Le modèle LaMDA, dont on a parlé dans un précédent blogpost, met en œuvre cette idée en externalisant les données factuelles du modèle. Cela signifie que les données factuelles n’ont pas besoin d’être encodées dans les représentations internes du modèle, mais sont mises à disposition du modèle via un moteur de recherche. D’autres méthodes existent pour ancrer les modèles de langue. Par exemple, le modèle Mind’s Eye utilise un moteur de simulation pour fournir au modèle le résultat d’une simulation physique qui pourrait aider son raisonnement. Pour aller encore plus loin, pourquoi ne pas directement faire en sorte que le modèle puisse interagir avec le monde ? Les créateurs du modèle SayCan ont fait cette expérience, en créant un modèle de langue embarqué dans un robot. Pour agir correctement dans une certaine situation, le système combine deux informations complémentaires : les prédictions du LLM, qui détermine quelle action il serait judicieux de faire, et la perception du robot qui indique quelles actions il est possible de faire.
Dans tous les exemples cités, les performances du modèle sur un large éventail de tâches s’avèrent être meilleures lorsqu’il est ancré. Ces méthodes ne garantissent en rien le fait que les systèmes ainsi fabriqués aient une quelconque compréhension du monde, mais elles permettent de fournir au modèle des informations complémentaires qui vont l’aider dans son raisonnement. Cela se rapproche davantage de l’apprentissage humain: un bébé n’apprend pas uniquement le langage, il utilise aussi la vue, et interagit avec son environnement en même temps.
Alors, qu’est-ce que les LLMs apprennent ? Et surtout, comprennent-ils quoi que ce soit de notre monde ? Si cet article fait un rapide tour d’horizon de différentes études, qu’elles soient philosophiques ou empiriques, sur le sujet, le débat reste encore entièrement ouvert. Beaucoup de paramètres rentrent en compte, le plus fondamental étant la définition de la compréhension.
····················
> **Consigne**:
Dans l'extrait sur les modèles de langue, recopiez tout le passage depuis « Alors, qu’est-ce que » jusqu'à « de la compréhension. », en substituant « la discussion » à « le débat ».

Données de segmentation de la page
····················
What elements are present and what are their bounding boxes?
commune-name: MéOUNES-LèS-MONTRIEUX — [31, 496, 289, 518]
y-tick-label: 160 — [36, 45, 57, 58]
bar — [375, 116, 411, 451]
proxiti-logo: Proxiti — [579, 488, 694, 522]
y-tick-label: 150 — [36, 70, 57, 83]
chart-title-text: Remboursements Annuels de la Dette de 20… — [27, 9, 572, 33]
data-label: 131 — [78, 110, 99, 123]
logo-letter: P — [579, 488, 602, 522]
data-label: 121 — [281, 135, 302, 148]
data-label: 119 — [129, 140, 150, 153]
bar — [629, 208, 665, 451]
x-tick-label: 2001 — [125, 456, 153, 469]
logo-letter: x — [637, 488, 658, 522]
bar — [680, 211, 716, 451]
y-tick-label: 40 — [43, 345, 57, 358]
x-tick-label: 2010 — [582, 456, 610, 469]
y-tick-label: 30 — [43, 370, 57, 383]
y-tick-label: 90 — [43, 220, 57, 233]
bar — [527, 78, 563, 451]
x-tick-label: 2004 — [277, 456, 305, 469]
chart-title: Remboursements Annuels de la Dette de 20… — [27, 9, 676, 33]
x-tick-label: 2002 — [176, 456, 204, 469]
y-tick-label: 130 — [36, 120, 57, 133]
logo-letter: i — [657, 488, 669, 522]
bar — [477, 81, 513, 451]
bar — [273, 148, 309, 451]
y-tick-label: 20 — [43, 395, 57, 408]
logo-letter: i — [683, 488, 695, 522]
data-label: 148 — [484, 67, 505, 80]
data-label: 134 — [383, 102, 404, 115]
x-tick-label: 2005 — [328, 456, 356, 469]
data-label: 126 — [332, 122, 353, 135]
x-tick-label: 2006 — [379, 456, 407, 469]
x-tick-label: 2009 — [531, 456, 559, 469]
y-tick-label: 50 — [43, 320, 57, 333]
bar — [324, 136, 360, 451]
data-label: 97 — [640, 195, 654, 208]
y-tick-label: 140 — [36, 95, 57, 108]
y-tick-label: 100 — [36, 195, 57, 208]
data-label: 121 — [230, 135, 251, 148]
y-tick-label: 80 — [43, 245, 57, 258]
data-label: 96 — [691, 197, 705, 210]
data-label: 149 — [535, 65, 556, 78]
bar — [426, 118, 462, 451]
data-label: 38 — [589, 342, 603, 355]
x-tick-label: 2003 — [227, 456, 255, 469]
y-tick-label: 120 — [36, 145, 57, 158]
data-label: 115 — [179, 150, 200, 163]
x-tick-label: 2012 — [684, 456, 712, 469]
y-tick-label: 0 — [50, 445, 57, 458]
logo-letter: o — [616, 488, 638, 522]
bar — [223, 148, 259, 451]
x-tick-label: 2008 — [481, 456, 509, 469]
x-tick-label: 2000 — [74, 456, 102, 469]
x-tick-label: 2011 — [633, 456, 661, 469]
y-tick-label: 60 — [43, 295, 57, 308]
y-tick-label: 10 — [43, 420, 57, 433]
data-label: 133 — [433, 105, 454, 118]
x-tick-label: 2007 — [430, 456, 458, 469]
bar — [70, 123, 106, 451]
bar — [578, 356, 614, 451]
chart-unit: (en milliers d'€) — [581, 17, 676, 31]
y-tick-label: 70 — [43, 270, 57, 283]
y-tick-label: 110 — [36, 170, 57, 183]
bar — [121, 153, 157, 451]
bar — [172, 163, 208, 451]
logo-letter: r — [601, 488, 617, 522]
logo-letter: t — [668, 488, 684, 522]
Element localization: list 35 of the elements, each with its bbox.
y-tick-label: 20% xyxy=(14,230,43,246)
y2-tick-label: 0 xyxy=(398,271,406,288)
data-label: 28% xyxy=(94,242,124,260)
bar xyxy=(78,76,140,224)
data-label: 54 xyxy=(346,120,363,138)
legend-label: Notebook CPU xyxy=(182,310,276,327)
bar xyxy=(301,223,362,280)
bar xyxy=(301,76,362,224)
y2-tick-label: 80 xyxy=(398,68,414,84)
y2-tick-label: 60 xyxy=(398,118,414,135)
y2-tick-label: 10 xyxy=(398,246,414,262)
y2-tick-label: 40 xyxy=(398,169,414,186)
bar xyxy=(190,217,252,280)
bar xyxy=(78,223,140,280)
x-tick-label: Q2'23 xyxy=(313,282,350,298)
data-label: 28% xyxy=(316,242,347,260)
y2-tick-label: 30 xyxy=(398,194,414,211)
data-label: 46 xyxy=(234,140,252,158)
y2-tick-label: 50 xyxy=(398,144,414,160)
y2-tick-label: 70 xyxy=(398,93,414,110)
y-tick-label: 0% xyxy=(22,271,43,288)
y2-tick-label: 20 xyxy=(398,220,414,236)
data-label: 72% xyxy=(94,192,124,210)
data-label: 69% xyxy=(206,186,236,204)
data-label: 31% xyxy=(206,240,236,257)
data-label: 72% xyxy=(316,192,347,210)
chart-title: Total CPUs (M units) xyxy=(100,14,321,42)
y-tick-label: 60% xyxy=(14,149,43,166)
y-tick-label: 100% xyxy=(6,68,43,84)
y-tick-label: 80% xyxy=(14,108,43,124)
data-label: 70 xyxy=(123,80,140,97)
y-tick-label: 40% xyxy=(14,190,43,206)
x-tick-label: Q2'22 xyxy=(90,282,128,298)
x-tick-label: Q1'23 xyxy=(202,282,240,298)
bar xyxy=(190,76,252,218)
····················
> **Corrigé**:
Alors, qu’est-ce que les LLMs apprennent ? Et surtout, comprennent-ils quoi que ce soit de notre monde ? Si cet article fait un rapide tour d’horizon de différentes études, qu’elles soient philosophiques ou empiriques, sur le sujet, la discussion reste encore entièrement ouvert. Beaucoup de paramètres rentrent en compte, le plus fondamental étant la définition de la compréhension.